§ Data to process
----------
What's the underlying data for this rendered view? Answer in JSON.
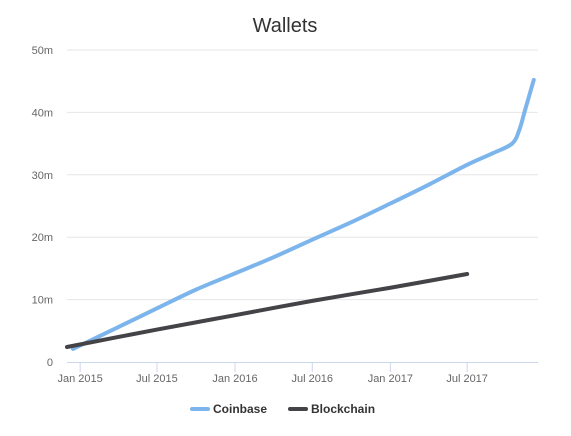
{
  "chart_data": {
    "type": "line",
    "title": "Wallets",
    "xlabel": "",
    "ylabel": "",
    "x_type": "datetime",
    "x_ticks": [
      {
        "date": "2015-01-01",
        "label": "Jan 2015"
      },
      {
        "date": "2015-07-01",
        "label": "Jul 2015"
      },
      {
        "date": "2016-01-01",
        "label": "Jan 2016"
      },
      {
        "date": "2016-07-01",
        "label": "Jul 2016"
      },
      {
        "date": "2017-01-01",
        "label": "Jan 2017"
      },
      {
        "date": "2017-07-01",
        "label": "Jul 2017"
      }
    ],
    "xlim": [
      "2014-12-01",
      "2017-12-15"
    ],
    "y_ticks": [
      {
        "value": 0,
        "label": "0"
      },
      {
        "value": 10,
        "label": "10m"
      },
      {
        "value": 20,
        "label": "20m"
      },
      {
        "value": 30,
        "label": "30m"
      },
      {
        "value": 40,
        "label": "40m"
      },
      {
        "value": 50,
        "label": "50m"
      }
    ],
    "ylim": [
      0,
      50
    ],
    "y_unit": "millions",
    "grid": true,
    "legend_position": "bottom-center",
    "series": [
      {
        "name": "Coinbase",
        "color": "#7cb5ec",
        "points": [
          {
            "x": "2014-12-15",
            "y": 2.1
          },
          {
            "x": "2015-04-01",
            "y": 5.6
          },
          {
            "x": "2015-07-01",
            "y": 8.6
          },
          {
            "x": "2015-10-01",
            "y": 11.6
          },
          {
            "x": "2016-01-01",
            "y": 14.2
          },
          {
            "x": "2016-04-01",
            "y": 16.8
          },
          {
            "x": "2016-07-01",
            "y": 19.6
          },
          {
            "x": "2016-10-01",
            "y": 22.4
          },
          {
            "x": "2017-01-01",
            "y": 25.4
          },
          {
            "x": "2017-04-01",
            "y": 28.4
          },
          {
            "x": "2017-07-01",
            "y": 31.6
          },
          {
            "x": "2017-09-01",
            "y": 33.5
          },
          {
            "x": "2017-10-15",
            "y": 35.0
          },
          {
            "x": "2017-11-01",
            "y": 37.2
          },
          {
            "x": "2017-11-15",
            "y": 40.5
          },
          {
            "x": "2017-12-05",
            "y": 45.2
          }
        ]
      },
      {
        "name": "Blockchain",
        "color": "#434348",
        "points": [
          {
            "x": "2014-12-01",
            "y": 2.4
          },
          {
            "x": "2015-07-01",
            "y": 5.2
          },
          {
            "x": "2016-01-01",
            "y": 7.5
          },
          {
            "x": "2016-07-01",
            "y": 9.8
          },
          {
            "x": "2017-01-01",
            "y": 11.9
          },
          {
            "x": "2017-07-01",
            "y": 14.1
          }
        ]
      }
    ]
  }
}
----------
§ Exercise objective
Write out the records above exactly as they appear, leaving out any pictures.

§ Solution to this exercise
What's the underlying data for this rendered view? Answer in JSON.
{
  "chart_data": {
    "type": "line",
    "title": "Wallets",
    "xlabel": "",
    "ylabel": "",
    "x_type": "datetime",
    "x_ticks": [
      {
        "date": "2015-01-01",
        "label": "Jan 2015"
      },
      {
        "date": "2015-07-01",
        "label": "Jul 2015"
      },
      {
        "date": "2016-01-01",
        "label": "Jan 2016"
      },
      {
        "date": "2016-07-01",
        "label": "Jul 2016"
      },
      {
        "date": "2017-01-01",
        "label": "Jan 2017"
      },
      {
        "date": "2017-07-01",
        "label": "Jul 2017"
      }
    ],
    "xlim": [
      "2014-12-01",
      "2017-12-15"
    ],
    "y_ticks": [
      {
        "value": 0,
        "label": "0"
      },
      {
        "value": 10,
        "label": "10m"
      },
      {
        "value": 20,
        "label": "20m"
      },
      {
        "value": 30,
        "label": "30m"
      },
      {
        "value": 40,
        "label": "40m"
      },
      {
        "value": 50,
        "label": "50m"
      }
    ],
    "ylim": [
      0,
      50
    ],
    "y_unit": "millions",
    "grid": true,
    "legend_position": "bottom-center",
    "series": [
      {
        "name": "Coinbase",
        "color": "#7cb5ec",
        "points": [
          {
            "x": "2014-12-15",
            "y": 2.1
          },
          {
            "x": "2015-04-01",
            "y": 5.6
          },
          {
            "x": "2015-07-01",
            "y": 8.6
          },
          {
            "x": "2015-10-01",
            "y": 11.6
          },
          {
            "x": "2016-01-01",
            "y": 14.2
          },
          {
            "x": "2016-04-01",
            "y": 16.8
          },
          {
            "x": "2016-07-01",
            "y": 19.6
          },
          {
            "x": "2016-10-01",
            "y": 22.4
          },
          {
            "x": "2017-01-01",
            "y": 25.4
          },
          {
            "x": "2017-04-01",
            "y": 28.4
          },
          {
            "x": "2017-07-01",
            "y": 31.6
          },
          {
            "x": "2017-09-01",
            "y": 33.5
          },
          {
            "x": "2017-10-15",
            "y": 35.0
          },
          {
            "x": "2017-11-01",
            "y": 37.2
          },
          {
            "x": "2017-11-15",
            "y": 40.5
          },
          {
            "x": "2017-12-05",
            "y": 45.2
          }
        ]
      },
      {
        "name": "Blockchain",
        "color": "#434348",
        "points": [
          {
            "x": "2014-12-01",
            "y": 2.4
          },
          {
            "x": "2015-07-01",
            "y": 5.2
          },
          {
            "x": "2016-01-01",
            "y": 7.5
          },
          {
            "x": "2016-07-01",
            "y": 9.8
          },
          {
            "x": "2017-01-01",
            "y": 11.9
          },
          {
            "x": "2017-07-01",
            "y": 14.1
          }
        ]
      }
    ]
  }
}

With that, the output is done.